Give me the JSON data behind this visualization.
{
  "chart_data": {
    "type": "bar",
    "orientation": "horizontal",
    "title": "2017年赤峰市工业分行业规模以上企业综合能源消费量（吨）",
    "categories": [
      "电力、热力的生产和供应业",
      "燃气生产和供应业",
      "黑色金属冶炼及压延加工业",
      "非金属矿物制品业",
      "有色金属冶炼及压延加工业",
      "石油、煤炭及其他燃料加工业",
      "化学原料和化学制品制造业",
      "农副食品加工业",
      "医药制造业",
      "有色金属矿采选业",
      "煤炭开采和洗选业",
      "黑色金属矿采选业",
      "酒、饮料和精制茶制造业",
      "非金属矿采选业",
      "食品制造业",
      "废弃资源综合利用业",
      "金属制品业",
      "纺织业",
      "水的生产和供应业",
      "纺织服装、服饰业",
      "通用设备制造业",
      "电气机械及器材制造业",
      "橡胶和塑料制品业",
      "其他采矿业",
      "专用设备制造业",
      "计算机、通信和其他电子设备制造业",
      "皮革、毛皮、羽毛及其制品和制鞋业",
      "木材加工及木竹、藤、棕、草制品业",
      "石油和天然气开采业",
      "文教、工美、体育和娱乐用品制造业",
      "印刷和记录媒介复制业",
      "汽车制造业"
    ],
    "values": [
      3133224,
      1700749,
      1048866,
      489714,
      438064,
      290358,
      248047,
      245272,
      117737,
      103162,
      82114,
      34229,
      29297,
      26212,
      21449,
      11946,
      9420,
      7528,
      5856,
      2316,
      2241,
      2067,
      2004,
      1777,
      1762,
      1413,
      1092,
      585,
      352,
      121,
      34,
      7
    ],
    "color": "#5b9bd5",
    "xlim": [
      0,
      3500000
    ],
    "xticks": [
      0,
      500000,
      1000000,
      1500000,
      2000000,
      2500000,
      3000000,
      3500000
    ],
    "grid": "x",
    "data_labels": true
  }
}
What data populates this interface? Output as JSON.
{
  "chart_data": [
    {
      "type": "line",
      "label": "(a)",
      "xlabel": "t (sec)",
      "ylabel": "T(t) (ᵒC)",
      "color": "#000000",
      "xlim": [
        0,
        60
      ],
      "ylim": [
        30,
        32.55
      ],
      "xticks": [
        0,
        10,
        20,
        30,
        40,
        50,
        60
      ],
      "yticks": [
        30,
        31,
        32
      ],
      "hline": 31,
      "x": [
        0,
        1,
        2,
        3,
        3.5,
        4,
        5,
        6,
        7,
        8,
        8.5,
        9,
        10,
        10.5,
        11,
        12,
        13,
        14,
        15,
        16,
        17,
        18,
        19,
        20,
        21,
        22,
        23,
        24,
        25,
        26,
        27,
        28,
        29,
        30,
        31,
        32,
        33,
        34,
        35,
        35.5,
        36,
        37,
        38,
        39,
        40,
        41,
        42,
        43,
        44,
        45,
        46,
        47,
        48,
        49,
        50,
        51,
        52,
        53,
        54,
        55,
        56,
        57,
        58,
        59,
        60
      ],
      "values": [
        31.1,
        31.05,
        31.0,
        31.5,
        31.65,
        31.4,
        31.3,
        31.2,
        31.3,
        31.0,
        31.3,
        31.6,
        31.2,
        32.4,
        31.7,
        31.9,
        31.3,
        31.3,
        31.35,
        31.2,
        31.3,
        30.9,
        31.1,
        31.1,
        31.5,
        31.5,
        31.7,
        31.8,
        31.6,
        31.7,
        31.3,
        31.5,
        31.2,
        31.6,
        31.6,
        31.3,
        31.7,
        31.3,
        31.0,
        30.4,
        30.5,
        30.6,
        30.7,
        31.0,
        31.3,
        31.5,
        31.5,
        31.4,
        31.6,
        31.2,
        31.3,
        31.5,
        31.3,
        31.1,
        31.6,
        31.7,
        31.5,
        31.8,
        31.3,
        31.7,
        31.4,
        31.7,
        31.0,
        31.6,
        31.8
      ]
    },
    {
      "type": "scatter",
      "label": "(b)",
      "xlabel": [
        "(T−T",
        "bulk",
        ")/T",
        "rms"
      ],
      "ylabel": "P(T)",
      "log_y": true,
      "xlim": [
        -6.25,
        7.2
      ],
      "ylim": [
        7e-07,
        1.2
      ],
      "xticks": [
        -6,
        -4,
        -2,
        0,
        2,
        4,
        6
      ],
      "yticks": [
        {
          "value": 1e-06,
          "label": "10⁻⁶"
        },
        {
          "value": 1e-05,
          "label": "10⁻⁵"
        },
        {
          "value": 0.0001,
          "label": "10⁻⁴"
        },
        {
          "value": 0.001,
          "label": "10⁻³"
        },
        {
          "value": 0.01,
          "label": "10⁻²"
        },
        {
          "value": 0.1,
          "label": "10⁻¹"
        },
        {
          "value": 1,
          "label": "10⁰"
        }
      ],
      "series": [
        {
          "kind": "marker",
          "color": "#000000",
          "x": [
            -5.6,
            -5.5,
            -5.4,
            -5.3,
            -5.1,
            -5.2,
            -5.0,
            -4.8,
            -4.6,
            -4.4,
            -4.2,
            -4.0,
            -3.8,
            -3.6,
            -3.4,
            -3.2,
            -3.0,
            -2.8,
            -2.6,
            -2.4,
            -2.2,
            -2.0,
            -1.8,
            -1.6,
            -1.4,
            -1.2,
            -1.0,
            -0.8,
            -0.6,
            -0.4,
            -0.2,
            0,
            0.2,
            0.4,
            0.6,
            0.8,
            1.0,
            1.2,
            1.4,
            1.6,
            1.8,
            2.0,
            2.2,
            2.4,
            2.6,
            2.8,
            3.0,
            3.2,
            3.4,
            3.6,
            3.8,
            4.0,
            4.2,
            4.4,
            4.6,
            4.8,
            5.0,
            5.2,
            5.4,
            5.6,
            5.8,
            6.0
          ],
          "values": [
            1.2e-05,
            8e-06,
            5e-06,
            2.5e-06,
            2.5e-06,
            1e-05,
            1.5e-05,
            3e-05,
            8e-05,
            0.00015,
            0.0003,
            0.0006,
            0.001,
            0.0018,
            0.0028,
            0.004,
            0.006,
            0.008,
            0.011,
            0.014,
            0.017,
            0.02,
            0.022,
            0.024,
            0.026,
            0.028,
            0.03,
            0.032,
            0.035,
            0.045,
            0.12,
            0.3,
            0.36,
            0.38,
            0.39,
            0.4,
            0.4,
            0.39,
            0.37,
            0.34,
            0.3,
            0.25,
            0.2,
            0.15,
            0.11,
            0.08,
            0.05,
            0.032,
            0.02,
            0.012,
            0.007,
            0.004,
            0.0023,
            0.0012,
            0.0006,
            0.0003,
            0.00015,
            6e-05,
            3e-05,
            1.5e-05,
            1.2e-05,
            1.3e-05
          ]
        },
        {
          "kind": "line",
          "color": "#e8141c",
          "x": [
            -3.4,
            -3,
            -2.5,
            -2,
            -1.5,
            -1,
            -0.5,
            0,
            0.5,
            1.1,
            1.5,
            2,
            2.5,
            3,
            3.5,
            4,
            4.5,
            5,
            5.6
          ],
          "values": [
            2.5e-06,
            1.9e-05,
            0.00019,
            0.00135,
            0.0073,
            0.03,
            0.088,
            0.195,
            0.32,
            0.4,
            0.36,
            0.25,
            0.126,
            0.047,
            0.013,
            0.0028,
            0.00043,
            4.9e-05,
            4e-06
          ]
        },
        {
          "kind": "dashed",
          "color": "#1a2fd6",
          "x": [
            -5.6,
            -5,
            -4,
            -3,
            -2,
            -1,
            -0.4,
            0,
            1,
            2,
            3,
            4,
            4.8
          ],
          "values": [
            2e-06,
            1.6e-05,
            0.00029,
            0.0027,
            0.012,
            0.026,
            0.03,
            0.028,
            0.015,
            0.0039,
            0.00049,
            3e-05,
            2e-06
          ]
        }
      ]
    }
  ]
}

==============================

• [SET EXERCISE]:
Please set down each line of the records exactly as given.

• [EXERCISE RESPONSE]:
Give me the JSON data behind this visualization.
{
  "chart_data": {
    "type": "bar",
    "orientation": "horizontal",
    "title": "2017年赤峰市工业分行业规模以上企业综合能源消费量（吨）",
    "categories": [
      "电力、热力的生产和供应业",
      "燃气生产和供应业",
      "黑色金属冶炼及压延加工业",
      "非金属矿物制品业",
      "有色金属冶炼及压延加工业",
      "石油、煤炭及其他燃料加工业",
      "化学原料和化学制品制造业",
      "农副食品加工业",
      "医药制造业",
      "有色金属矿采选业",
      "煤炭开采和洗选业",
      "黑色金属矿采选业",
      "酒、饮料和精制茶制造业",
      "非金属矿采选业",
      "食品制造业",
      "废弃资源综合利用业",
      "金属制品业",
      "纺织业",
      "水的生产和供应业",
      "纺织服装、服饰业",
      "通用设备制造业",
      "电气机械及器材制造业",
      "橡胶和塑料制品业",
      "其他采矿业",
      "专用设备制造业",
      "计算机、通信和其他电子设备制造业",
      "皮革、毛皮、羽毛及其制品和制鞋业",
      "木材加工及木竹、藤、棕、草制品业",
      "石油和天然气开采业",
      "文教、工美、体育和娱乐用品制造业",
      "印刷和记录媒介复制业",
      "汽车制造业"
    ],
    "values": [
      3133224,
      1700749,
      1048866,
      489714,
      438064,
      290358,
      248047,
      245272,
      117737,
      103162,
      82114,
      34229,
      29297,
      26212,
      21449,
      11946,
      9420,
      7528,
      5856,
      2316,
      2241,
      2067,
      2004,
      1777,
      1762,
      1413,
      1092,
      585,
      352,
      121,
      34,
      7
    ],
    "color": "#5b9bd5",
    "xlim": [
      0,
      3500000
    ],
    "xticks": [
      0,
      500000,
      1000000,
      1500000,
      2000000,
      2500000,
      3000000,
      3500000
    ],
    "grid": "x",
    "data_labels": true
  }
}
What data populates this interface? Output as JSON.
{
  "chart_data": [
    {
      "type": "line",
      "label": "(a)",
      "xlabel": "t (sec)",
      "ylabel": "T(t) (ᵒC)",
      "color": "#000000",
      "xlim": [
        0,
        60
      ],
      "ylim": [
        30,
        32.55
      ],
      "xticks": [
        0,
        10,
        20,
        30,
        40,
        50,
        60
      ],
      "yticks": [
        30,
        31,
        32
      ],
      "hline": 31,
      "x": [
        0,
        1,
        2,
        3,
        3.5,
        4,
        5,
        6,
        7,
        8,
        8.5,
        9,
        10,
        10.5,
        11,
        12,
        13,
        14,
        15,
        16,
        17,
        18,
        19,
        20,
        21,
        22,
        23,
        24,
        25,
        26,
        27,
        28,
        29,
        30,
        31,
        32,
        33,
        34,
        35,
        35.5,
        36,
        37,
        38,
        39,
        40,
        41,
        42,
        43,
        44,
        45,
        46,
        47,
        48,
        49,
        50,
        51,
        52,
        53,
        54,
        55,
        56,
        57,
        58,
        59,
        60
      ],
      "values": [
        31.1,
        31.05,
        31.0,
        31.5,
        31.65,
        31.4,
        31.3,
        31.2,
        31.3,
        31.0,
        31.3,
        31.6,
        31.2,
        32.4,
        31.7,
        31.9,
        31.3,
        31.3,
        31.35,
        31.2,
        31.3,
        30.9,
        31.1,
        31.1,
        31.5,
        31.5,
        31.7,
        31.8,
        31.6,
        31.7,
        31.3,
        31.5,
        31.2,
        31.6,
        31.6,
        31.3,
        31.7,
        31.3,
        31.0,
        30.4,
        30.5,
        30.6,
        30.7,
        31.0,
        31.3,
        31.5,
        31.5,
        31.4,
        31.6,
        31.2,
        31.3,
        31.5,
        31.3,
        31.1,
        31.6,
        31.7,
        31.5,
        31.8,
        31.3,
        31.7,
        31.4,
        31.7,
        31.0,
        31.6,
        31.8
      ]
    },
    {
      "type": "scatter",
      "label": "(b)",
      "xlabel": [
        "(T−T",
        "bulk",
        ")/T",
        "rms"
      ],
      "ylabel": "P(T)",
      "log_y": true,
      "xlim": [
        -6.25,
        7.2
      ],
      "ylim": [
        7e-07,
        1.2
      ],
      "xticks": [
        -6,
        -4,
        -2,
        0,
        2,
        4,
        6
      ],
      "yticks": [
        {
          "value": 1e-06,
          "label": "10⁻⁶"
        },
        {
          "value": 1e-05,
          "label": "10⁻⁵"
        },
        {
          "value": 0.0001,
          "label": "10⁻⁴"
        },
        {
          "value": 0.001,
          "label": "10⁻³"
        },
        {
          "value": 0.01,
          "label": "10⁻²"
        },
        {
          "value": 0.1,
          "label": "10⁻¹"
        },
        {
          "value": 1,
          "label": "10⁰"
        }
      ],
      "series": [
        {
          "kind": "marker",
          "color": "#000000",
          "x": [
            -5.6,
            -5.5,
            -5.4,
            -5.3,
            -5.1,
            -5.2,
            -5.0,
            -4.8,
            -4.6,
            -4.4,
            -4.2,
            -4.0,
            -3.8,
            -3.6,
            -3.4,
            -3.2,
            -3.0,
            -2.8,
            -2.6,
            -2.4,
            -2.2,
            -2.0,
            -1.8,
            -1.6,
            -1.4,
            -1.2,
            -1.0,
            -0.8,
            -0.6,
            -0.4,
            -0.2,
            0,
            0.2,
            0.4,
            0.6,
            0.8,
            1.0,
            1.2,
            1.4,
            1.6,
            1.8,
            2.0,
            2.2,
            2.4,
            2.6,
            2.8,
            3.0,
            3.2,
            3.4,
            3.6,
            3.8,
            4.0,
            4.2,
            4.4,
            4.6,
            4.8,
            5.0,
            5.2,
            5.4,
            5.6,
            5.8,
            6.0
          ],
          "values": [
            1.2e-05,
            8e-06,
            5e-06,
            2.5e-06,
            2.5e-06,
            1e-05,
            1.5e-05,
            3e-05,
            8e-05,
            0.00015,
            0.0003,
            0.0006,
            0.001,
            0.0018,
            0.0028,
            0.004,
            0.006,
            0.008,
            0.011,
            0.014,
            0.017,
            0.02,
            0.022,
            0.024,
            0.026,
            0.028,
            0.03,
            0.032,
            0.035,
            0.045,
            0.12,
            0.3,
            0.36,
            0.38,
            0.39,
            0.4,
            0.4,
            0.39,
            0.37,
            0.34,
            0.3,
            0.25,
            0.2,
            0.15,
            0.11,
            0.08,
            0.05,
            0.032,
            0.02,
            0.012,
            0.007,
            0.004,
            0.0023,
            0.0012,
            0.0006,
            0.0003,
            0.00015,
            6e-05,
            3e-05,
            1.5e-05,
            1.2e-05,
            1.3e-05
          ]
        },
        {
          "kind": "line",
          "color": "#e8141c",
          "x": [
            -3.4,
            -3,
            -2.5,
            -2,
            -1.5,
            -1,
            -0.5,
            0,
            0.5,
            1.1,
            1.5,
            2,
            2.5,
            3,
            3.5,
            4,
            4.5,
            5,
            5.6
          ],
          "values": [
            2.5e-06,
            1.9e-05,
            0.00019,
            0.00135,
            0.0073,
            0.03,
            0.088,
            0.195,
            0.32,
            0.4,
            0.36,
            0.25,
            0.126,
            0.047,
            0.013,
            0.0028,
            0.00043,
            4.9e-05,
            4e-06
          ]
        },
        {
          "kind": "dashed",
          "color": "#1a2fd6",
          "x": [
            -5.6,
            -5,
            -4,
            -3,
            -2,
            -1,
            -0.4,
            0,
            1,
            2,
            3,
            4,
            4.8
          ],
          "values": [
            2e-06,
            1.6e-05,
            0.00029,
            0.0027,
            0.012,
            0.026,
            0.03,
            0.028,
            0.015,
            0.0039,
            0.00049,
            3e-05,
            2e-06
          ]
        }
      ]
    }
  ]
}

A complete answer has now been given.